(Data excerpts)
+++
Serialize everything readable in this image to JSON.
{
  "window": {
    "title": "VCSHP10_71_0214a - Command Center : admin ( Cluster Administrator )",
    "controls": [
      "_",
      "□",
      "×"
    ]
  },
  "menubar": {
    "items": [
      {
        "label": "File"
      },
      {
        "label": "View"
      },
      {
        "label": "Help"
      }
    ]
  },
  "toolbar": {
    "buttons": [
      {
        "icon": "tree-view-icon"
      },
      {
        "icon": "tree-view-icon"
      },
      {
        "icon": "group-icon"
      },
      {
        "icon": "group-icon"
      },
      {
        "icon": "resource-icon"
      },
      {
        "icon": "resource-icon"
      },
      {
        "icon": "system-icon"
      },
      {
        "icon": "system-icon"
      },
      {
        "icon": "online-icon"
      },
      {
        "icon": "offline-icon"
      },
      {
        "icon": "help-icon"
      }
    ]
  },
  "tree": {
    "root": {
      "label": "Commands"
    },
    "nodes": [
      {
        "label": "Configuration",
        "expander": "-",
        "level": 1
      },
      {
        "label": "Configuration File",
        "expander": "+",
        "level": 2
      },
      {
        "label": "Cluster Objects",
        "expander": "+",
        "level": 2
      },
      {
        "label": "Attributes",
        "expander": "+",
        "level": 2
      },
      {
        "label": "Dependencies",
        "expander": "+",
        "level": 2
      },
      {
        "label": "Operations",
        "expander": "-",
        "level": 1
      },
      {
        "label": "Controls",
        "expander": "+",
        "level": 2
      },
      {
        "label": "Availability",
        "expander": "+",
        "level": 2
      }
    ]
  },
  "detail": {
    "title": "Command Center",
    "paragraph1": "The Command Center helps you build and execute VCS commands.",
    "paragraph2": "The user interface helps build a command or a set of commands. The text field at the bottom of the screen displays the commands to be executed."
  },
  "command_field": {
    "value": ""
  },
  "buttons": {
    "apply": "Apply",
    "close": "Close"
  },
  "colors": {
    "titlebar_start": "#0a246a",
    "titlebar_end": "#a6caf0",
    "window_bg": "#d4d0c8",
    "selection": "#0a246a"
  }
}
+++
WORK REQUIRED: Where a line of the data holds "Configuration", show that line.

REPLY TO THE EXERCISE:
        "label": "Configuration",
        "label": "Configuration File",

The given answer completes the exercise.